Diretor: Vitor Aleixo
Ano: XI
Nº: 587

Bora lá relaxar Voltar

Lá vai o tempo em que por aqueles anos de 2006, e seguintes, a caminho da crise cada vez mais prenunciadora, me insurgia nas páginas dos habituais periódicos regionais, e não só, pela vivência por que todos passávamos então.

Ora nesses tempos até era um risco tomar determinadas posições face à vida profissional, mas, como jamais temi assumir a minha forma de pensar, tive o privilégio de ouvir dizer de alguns serem meus leitores atentos.

Na confidência com amigos, por vezes abordava-os como é que viam a minha conduta pelas bandas onde trabalhavam. Se, no pensamento de que fosse leninista, logo me escancaravam a porta de que era visto como muito mais que isso. Não me importunei com a opinião recolhida porquanto, embora não corporizando tal tendência, o que é certo e verdade é que não era nem nunca fui de direita. Preferia, sim, ser um cidadão “às direitas”.

A procissão dos que, logo no adro, se perfilavam para tomar lugar nas primeiras filas dos chicos-espertos, e de alguns jotas de forçada habilidade, no imediato começaram a deixar marcas nos muros para onde subiam, sempre na espreitadela de ver para que lado deveriam saltar.

E assim se foram passando, e continuam, as diatribes de disputa de lugares de topo, com ou sem ventos contrários, para que se consiga agarrar a oportunidade de ficar mais próximo do palanque.

### TAREFA 1
Reescreva de forma mais breve o parágrafo do texto que começa por "Na confidência com amigos", mantendo os factos principais.
### TAREFA 2
Transcreva do texto, sem qualquer alteração, o trecho que abre com as palavras que contêm "Bora lá relaxar" e fecha com "todos passávamos então.".

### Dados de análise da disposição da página

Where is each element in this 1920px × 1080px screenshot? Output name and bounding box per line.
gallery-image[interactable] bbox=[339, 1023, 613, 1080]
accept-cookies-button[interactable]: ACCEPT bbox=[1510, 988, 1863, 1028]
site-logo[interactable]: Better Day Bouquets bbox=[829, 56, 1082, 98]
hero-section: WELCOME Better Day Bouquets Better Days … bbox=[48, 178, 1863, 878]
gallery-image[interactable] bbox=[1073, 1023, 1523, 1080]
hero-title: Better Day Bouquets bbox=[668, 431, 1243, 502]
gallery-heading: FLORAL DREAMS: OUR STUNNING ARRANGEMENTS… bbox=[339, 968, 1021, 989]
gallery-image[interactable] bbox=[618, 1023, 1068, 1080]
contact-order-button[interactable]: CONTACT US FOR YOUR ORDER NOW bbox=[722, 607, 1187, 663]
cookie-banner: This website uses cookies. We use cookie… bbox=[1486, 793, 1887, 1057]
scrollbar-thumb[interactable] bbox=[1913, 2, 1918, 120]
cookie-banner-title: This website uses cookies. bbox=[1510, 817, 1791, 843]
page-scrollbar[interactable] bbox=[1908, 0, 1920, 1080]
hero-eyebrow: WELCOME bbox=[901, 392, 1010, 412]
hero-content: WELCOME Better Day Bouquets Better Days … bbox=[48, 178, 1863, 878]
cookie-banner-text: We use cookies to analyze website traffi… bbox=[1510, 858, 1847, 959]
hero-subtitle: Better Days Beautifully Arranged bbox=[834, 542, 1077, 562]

### RESOLUÇÃO 1
Em confidência, perguntava a amigos como viam a minha conduta nos sítios onde trabalhavam. Quando pensava ser visto como leninista, respondiam-me que era visto como muito mais do que isso. A opinião não me incomodou: embora não seguisse essa tendência, nunca fui de direita e preferia ser um cidadão "às direitas".

### RESOLUÇÃO 2
Bora lá relaxar Voltar

Lá vai o tempo em que por aqueles anos de 2006, e seguintes, a caminho da crise cada vez mais prenunciadora, me insurgia nas páginas dos habituais periódicos regionais, e não só, pela vivência por que todos passávamos então.